#### [TASK]
Write down each entry again, exactly as it reads.

#### [Stored data]

###

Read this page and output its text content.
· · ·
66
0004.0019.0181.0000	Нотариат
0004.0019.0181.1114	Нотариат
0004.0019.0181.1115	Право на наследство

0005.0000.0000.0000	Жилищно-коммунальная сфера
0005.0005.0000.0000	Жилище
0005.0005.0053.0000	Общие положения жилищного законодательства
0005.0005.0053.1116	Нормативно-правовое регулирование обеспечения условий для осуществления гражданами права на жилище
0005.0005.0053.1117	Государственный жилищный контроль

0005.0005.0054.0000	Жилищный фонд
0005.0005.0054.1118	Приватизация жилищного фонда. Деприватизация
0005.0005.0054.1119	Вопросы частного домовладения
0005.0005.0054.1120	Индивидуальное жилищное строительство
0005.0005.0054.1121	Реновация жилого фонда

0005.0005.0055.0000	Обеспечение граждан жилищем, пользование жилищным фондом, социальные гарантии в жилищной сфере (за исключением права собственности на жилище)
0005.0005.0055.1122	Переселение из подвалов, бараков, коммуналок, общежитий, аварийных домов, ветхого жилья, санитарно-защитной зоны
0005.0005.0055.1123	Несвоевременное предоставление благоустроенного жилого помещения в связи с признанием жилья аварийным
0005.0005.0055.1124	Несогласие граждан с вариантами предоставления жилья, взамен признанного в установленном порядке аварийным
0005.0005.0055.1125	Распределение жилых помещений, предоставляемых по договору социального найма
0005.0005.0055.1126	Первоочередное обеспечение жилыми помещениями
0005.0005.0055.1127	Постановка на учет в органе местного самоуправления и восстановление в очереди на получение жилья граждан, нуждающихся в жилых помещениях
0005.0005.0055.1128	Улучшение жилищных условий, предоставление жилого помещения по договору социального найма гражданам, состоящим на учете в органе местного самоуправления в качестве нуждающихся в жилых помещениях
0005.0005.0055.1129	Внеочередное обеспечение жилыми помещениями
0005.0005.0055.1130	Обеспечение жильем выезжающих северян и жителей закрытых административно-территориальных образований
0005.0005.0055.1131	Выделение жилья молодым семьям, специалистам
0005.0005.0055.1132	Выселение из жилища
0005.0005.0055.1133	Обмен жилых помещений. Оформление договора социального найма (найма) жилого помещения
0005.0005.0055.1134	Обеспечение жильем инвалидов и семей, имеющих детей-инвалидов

###

#### [EXPECTED ANSWER]
Read this page and output its text content.
· · ·
66
0004.0019.0181.0000	Нотариат
0004.0019.0181.1114	Нотариат
0004.0019.0181.1115	Право на наследство

0005.0000.0000.0000	Жилищно-коммунальная сфера
0005.0005.0000.0000	Жилище
0005.0005.0053.0000	Общие положения жилищного законодательства
0005.0005.0053.1116	Нормативно-правовое регулирование обеспечения условий для осуществления гражданами права на жилище
0005.0005.0053.1117	Государственный жилищный контроль

0005.0005.0054.0000	Жилищный фонд
0005.0005.0054.1118	Приватизация жилищного фонда. Деприватизация
0005.0005.0054.1119	Вопросы частного домовладения
0005.0005.0054.1120	Индивидуальное жилищное строительство
0005.0005.0054.1121	Реновация жилого фонда

0005.0005.0055.0000	Обеспечение граждан жилищем, пользование жилищным фондом, социальные гарантии в жилищной сфере (за исключением права собственности на жилище)
0005.0005.0055.1122	Переселение из подвалов, бараков, коммуналок, общежитий, аварийных домов, ветхого жилья, санитарно-защитной зоны
0005.0005.0055.1123	Несвоевременное предоставление благоустроенного жилого помещения в связи с признанием жилья аварийным
0005.0005.0055.1124	Несогласие граждан с вариантами предоставления жилья, взамен признанного в установленном порядке аварийным
0005.0005.0055.1125	Распределение жилых помещений, предоставляемых по договору социального найма
0005.0005.0055.1126	Первоочередное обеспечение жилыми помещениями
0005.0005.0055.1127	Постановка на учет в органе местного самоуправления и восстановление в очереди на получение жилья граждан, нуждающихся в жилых помещениях
0005.0005.0055.1128	Улучшение жилищных условий, предоставление жилого помещения по договору социального найма гражданам, состоящим на учете в органе местного самоуправления в качестве нуждающихся в жилых помещениях
0005.0005.0055.1129	Внеочередное обеспечение жилыми помещениями
0005.0005.0055.1130	Обеспечение жильем выезжающих северян и жителей закрытых административно-территориальных образований
0005.0005.0055.1131	Выделение жилья молодым семьям, специалистам
0005.0005.0055.1132	Выселение из жилища
0005.0005.0055.1133	Обмен жилых помещений. Оформление договора социального найма (найма) жилого помещения
0005.0005.0055.1134	Обеспечение жильем инвалидов и семей, имеющих детей-инвалидов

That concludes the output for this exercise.